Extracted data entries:
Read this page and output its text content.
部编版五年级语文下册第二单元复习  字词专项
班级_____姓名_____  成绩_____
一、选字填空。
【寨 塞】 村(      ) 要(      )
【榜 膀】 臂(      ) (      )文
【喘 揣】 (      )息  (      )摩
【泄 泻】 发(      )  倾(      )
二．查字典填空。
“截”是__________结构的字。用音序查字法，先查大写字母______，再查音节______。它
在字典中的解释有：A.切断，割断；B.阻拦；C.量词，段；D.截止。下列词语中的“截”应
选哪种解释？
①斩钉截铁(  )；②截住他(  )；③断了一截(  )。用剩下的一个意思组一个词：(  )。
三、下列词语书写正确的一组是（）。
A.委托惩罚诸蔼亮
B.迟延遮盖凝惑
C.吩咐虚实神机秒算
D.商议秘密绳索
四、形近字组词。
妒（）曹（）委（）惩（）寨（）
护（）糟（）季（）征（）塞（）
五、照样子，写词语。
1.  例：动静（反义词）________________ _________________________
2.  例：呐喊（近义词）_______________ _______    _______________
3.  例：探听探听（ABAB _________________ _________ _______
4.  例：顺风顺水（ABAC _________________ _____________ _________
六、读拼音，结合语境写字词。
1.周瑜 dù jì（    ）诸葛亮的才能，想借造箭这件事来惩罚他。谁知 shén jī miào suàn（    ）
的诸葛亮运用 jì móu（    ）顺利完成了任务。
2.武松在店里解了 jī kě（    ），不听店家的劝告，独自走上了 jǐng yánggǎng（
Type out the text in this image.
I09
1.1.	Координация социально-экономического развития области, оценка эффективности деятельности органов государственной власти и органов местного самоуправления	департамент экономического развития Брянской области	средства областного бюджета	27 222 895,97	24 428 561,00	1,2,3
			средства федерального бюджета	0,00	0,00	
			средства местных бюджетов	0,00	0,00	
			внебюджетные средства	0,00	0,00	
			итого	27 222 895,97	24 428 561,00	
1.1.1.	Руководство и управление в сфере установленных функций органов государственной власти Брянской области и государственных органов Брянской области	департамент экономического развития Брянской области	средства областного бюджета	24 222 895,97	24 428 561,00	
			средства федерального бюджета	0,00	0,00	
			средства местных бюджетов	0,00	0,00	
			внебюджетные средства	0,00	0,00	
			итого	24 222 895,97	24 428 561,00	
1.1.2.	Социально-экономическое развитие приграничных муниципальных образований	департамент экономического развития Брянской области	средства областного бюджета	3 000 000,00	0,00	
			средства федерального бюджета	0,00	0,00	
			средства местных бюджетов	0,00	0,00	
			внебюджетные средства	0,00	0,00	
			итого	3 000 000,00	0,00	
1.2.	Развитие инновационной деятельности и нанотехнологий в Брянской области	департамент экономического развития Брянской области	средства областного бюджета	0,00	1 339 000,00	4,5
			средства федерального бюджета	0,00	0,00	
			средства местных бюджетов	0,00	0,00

◆ AIM OF THE EXERCISE:
Above are some records; extract every one of them exactly.

◆ OUTPUT OF THE EXERCISE:
Read this page and output its text content.
部编版五年级语文下册第二单元复习  字词专项
班级_____姓名_____  成绩_____
一、选字填空。
【寨 塞】 村(      ) 要(      )
【榜 膀】 臂(      ) (      )文
【喘 揣】 (      )息  (      )摩
【泄 泻】 发(      )  倾(      )
二．查字典填空。
“截”是__________结构的字。用音序查字法，先查大写字母______，再查音节______。它
在字典中的解释有：A.切断，割断；B.阻拦；C.量词，段；D.截止。下列词语中的“截”应
选哪种解释？
①斩钉截铁(  )；②截住他(  )；③断了一截(  )。用剩下的一个意思组一个词：(  )。
三、下列词语书写正确的一组是（）。
A.委托惩罚诸蔼亮
B.迟延遮盖凝惑
C.吩咐虚实神机秒算
D.商议秘密绳索
四、形近字组词。
妒（）曹（）委（）惩（）寨（）
护（）糟（）季（）征（）塞（）
五、照样子，写词语。
1.  例：动静（反义词）________________ _________________________
2.  例：呐喊（近义词）_______________ _______    _______________
3.  例：探听探听（ABAB _________________ _________ _______
4.  例：顺风顺水（ABAC _________________ _____________ _________
六、读拼音，结合语境写字词。
1.周瑜 dù jì（    ）诸葛亮的才能，想借造箭这件事来惩罚他。谁知 shén jī miào suàn（    ）
的诸葛亮运用 jì móu（    ）顺利完成了任务。
2.武松在店里解了 jī kě（    ），不听店家的劝告，独自走上了 jǐng yánggǎng（
Type out the text in this image.
I09
1.1.	Координация социально-экономического развития области, оценка эффективности деятельности органов государственной власти и органов местного самоуправления	департамент экономического развития Брянской области	средства областного бюджета	27 222 895,97	24 428 561,00	1,2,3
			средства федерального бюджета	0,00	0,00	
			средства местных бюджетов	0,00	0,00	
			внебюджетные средства	0,00	0,00	
			итого	27 222 895,97	24 428 561,00	
1.1.1.	Руководство и управление в сфере установленных функций органов государственной власти Брянской области и государственных органов Брянской области	департамент экономического развития Брянской области	средства областного бюджета	24 222 895,97	24 428 561,00	
			средства федерального бюджета	0,00	0,00	
			средства местных бюджетов	0,00	0,00	
			внебюджетные средства	0,00	0,00	
			итого	24 222 895,97	24 428 561,00	
1.1.2.	Социально-экономическое развитие приграничных муниципальных образований	департамент экономического развития Брянской области	средства областного бюджета	3 000 000,00	0,00	
			средства федерального бюджета	0,00	0,00	
			средства местных бюджетов	0,00	0,00	
			внебюджетные средства	0,00	0,00	
			итого	3 000 000,00	0,00	
1.2.	Развитие инновационной деятельности и нанотехнологий в Брянской области	департамент экономического развития Брянской области	средства областного бюджета	0,00	1 339 000,00	4,5
			средства федерального бюджета	0,00	0,00	
			средства местных бюджетов	0,00	0,00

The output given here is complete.